— START OF Dataset extract —
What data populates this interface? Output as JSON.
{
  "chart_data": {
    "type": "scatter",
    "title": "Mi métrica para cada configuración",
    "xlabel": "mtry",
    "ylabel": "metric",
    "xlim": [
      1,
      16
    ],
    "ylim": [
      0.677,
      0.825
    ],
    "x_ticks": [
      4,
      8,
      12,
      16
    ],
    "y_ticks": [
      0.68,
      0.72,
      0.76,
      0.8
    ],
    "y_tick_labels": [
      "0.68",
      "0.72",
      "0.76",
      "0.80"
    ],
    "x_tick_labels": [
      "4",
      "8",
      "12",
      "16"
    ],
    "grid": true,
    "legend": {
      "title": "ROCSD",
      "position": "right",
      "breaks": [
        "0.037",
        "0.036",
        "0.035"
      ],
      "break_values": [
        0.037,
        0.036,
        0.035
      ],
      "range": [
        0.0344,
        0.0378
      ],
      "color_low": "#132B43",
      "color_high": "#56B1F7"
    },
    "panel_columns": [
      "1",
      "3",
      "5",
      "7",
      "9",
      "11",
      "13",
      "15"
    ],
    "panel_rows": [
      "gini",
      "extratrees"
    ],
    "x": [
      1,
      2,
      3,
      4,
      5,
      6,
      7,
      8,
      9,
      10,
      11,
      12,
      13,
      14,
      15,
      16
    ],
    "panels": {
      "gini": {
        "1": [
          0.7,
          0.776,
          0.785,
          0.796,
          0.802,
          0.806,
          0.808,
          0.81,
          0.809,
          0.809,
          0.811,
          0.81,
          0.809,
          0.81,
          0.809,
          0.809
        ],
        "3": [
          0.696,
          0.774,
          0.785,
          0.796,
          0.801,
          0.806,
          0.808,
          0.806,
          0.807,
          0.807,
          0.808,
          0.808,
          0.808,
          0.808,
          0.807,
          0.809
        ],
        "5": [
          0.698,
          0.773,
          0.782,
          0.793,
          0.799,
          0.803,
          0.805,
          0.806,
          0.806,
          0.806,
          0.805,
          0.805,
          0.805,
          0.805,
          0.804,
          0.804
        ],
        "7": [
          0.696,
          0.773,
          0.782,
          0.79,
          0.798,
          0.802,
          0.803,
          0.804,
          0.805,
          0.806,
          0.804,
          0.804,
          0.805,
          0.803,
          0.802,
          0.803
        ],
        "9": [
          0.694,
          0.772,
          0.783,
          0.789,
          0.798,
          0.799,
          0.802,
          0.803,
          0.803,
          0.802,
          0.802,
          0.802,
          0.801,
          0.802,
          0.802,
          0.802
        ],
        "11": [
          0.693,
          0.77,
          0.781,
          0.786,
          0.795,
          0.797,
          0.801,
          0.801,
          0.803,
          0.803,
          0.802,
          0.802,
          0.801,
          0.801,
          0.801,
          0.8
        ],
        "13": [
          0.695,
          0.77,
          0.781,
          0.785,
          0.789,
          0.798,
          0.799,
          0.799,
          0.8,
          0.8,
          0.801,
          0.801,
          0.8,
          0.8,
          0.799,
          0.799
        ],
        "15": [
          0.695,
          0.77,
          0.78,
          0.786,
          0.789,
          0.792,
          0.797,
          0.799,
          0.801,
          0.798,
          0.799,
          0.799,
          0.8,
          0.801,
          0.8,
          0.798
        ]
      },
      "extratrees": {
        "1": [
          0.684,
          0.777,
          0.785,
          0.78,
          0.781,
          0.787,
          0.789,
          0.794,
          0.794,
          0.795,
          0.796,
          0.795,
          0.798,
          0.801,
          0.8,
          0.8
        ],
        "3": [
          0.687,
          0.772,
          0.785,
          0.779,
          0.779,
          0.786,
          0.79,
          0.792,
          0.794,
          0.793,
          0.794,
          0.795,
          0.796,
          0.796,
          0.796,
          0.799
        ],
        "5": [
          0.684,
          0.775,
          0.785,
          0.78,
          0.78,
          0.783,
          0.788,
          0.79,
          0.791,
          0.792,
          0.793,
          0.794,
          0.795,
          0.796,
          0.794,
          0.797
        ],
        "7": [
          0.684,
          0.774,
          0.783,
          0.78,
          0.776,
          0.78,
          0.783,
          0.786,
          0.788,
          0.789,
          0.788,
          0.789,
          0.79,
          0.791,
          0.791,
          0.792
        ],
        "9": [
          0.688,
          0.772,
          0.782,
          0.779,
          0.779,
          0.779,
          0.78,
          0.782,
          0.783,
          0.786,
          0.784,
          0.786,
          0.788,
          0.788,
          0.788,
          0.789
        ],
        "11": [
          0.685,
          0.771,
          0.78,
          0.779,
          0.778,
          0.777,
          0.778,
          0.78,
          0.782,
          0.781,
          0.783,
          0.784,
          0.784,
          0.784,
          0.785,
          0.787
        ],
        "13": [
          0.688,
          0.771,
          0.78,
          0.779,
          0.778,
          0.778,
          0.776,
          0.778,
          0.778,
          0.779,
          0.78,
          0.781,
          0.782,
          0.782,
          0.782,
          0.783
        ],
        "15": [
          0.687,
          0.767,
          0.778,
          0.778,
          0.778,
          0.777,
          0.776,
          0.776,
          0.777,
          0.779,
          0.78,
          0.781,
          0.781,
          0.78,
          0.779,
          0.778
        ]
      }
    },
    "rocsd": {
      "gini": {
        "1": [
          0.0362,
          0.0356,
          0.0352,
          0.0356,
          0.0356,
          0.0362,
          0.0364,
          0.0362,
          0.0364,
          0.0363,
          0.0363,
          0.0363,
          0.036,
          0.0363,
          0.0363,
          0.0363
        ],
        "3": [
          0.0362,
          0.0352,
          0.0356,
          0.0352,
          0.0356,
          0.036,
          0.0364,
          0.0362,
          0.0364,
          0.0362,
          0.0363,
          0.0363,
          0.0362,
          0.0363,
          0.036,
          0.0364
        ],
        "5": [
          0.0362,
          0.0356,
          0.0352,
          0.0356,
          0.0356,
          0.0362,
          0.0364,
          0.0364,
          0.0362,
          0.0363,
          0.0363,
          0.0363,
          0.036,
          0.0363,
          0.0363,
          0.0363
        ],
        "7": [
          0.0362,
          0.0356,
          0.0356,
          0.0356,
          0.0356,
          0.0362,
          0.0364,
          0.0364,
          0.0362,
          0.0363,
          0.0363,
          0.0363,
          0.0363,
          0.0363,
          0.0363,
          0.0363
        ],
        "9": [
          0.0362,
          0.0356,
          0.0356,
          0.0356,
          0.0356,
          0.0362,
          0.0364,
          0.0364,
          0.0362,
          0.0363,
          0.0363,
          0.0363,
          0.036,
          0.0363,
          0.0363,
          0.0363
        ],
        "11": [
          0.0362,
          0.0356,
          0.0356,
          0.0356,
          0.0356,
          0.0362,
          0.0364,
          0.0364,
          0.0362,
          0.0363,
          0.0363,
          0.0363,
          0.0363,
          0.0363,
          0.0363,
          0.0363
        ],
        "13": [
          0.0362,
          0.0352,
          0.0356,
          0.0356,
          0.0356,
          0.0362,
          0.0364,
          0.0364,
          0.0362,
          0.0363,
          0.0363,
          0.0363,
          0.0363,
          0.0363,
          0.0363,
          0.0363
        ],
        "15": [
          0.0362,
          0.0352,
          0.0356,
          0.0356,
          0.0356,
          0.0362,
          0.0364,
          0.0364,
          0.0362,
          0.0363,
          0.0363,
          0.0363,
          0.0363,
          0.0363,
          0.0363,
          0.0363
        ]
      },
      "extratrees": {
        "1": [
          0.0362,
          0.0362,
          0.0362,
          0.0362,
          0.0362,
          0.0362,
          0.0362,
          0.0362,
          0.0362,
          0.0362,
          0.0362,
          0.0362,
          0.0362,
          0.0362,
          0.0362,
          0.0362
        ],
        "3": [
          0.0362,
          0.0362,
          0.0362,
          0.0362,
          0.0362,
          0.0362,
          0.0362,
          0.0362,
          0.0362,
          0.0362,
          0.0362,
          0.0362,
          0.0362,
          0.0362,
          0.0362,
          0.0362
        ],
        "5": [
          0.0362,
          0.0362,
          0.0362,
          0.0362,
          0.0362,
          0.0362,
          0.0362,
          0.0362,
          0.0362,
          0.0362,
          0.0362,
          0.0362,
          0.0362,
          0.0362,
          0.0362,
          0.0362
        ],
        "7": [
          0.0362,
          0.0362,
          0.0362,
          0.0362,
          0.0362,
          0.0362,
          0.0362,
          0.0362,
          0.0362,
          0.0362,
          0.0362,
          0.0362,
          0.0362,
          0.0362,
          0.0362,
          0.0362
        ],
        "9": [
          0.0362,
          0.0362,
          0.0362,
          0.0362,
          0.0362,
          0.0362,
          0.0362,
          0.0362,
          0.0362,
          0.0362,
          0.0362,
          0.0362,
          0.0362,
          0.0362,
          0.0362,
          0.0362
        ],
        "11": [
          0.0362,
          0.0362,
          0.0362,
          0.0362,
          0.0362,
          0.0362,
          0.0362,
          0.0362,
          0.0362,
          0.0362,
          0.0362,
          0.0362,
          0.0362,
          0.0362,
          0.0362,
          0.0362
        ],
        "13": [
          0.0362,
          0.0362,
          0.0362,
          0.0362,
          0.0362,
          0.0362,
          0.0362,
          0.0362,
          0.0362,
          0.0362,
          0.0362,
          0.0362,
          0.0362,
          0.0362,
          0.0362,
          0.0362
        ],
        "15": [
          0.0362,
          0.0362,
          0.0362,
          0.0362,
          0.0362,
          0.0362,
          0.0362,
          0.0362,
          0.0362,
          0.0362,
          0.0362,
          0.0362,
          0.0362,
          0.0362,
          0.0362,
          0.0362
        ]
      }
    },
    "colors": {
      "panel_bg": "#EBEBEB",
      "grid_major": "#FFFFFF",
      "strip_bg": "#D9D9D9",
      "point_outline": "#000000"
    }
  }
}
— END OF Dataset extract —
#### Task brief:
Take every line from the data above that holds "title" and copy it out.

#### Task solution:
    "title": "Mi métrica para cada configuración",
      "title": "ROCSD",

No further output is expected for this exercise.